▶ **The request**
Where a line in the listing below contains the word "Днем", copy that line.

★ ★ ★

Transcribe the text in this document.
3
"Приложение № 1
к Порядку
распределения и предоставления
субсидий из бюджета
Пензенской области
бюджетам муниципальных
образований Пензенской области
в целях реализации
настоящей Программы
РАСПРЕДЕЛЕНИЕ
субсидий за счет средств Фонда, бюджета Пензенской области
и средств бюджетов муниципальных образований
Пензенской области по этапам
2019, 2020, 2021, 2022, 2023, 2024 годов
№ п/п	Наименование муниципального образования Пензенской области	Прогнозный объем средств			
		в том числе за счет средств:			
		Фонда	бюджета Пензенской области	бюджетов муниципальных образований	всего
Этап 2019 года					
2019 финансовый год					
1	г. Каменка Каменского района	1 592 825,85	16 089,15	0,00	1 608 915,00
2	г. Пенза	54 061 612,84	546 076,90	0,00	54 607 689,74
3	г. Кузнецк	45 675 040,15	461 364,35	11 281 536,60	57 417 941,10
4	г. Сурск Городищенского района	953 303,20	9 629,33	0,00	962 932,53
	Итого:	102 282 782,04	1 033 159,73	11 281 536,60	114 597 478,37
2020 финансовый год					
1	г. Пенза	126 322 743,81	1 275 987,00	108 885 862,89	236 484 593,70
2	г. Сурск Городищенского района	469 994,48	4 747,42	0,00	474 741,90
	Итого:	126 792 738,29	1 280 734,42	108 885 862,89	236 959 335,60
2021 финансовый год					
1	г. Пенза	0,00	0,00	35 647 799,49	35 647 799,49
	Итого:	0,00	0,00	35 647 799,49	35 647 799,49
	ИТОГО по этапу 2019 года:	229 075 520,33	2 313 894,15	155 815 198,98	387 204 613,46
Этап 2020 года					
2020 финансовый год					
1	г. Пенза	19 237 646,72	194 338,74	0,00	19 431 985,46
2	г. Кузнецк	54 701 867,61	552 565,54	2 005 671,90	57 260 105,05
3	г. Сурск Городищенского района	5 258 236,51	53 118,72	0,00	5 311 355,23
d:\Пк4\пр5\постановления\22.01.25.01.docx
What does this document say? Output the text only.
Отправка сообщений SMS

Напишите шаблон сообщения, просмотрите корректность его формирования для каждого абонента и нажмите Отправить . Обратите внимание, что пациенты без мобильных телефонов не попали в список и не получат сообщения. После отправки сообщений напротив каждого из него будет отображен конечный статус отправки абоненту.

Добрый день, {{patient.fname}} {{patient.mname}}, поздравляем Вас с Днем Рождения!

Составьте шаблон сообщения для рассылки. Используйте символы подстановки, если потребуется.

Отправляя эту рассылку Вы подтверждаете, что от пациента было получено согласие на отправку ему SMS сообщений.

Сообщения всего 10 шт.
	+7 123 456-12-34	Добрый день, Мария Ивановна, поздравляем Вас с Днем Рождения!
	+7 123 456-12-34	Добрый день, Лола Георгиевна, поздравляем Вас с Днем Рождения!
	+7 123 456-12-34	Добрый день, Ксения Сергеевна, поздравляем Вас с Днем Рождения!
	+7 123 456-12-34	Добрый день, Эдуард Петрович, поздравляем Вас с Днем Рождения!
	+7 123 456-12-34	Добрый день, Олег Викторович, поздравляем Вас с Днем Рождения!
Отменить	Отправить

★ ★ ★

▶ **Solution for this problem**
Добрый день, {{patient.fname}} {{patient.mname}}, поздравляем Вас с Днем Рождения!
	+7 123 456-12-34	Добрый день, Мария Ивановна, поздравляем Вас с Днем Рождения!
	+7 123 456-12-34	Добрый день, Лола Георгиевна, поздравляем Вас с Днем Рождения!
	+7 123 456-12-34	Добрый день, Ксения Сергеевна, поздравляем Вас с Днем Рождения!
	+7 123 456-12-34	Добрый день, Эдуард Петрович, поздравляем Вас с Днем Рождения!
	+7 123 456-12-34	Добрый день, Олег Викторович, поздравляем Вас с Днем Рождения!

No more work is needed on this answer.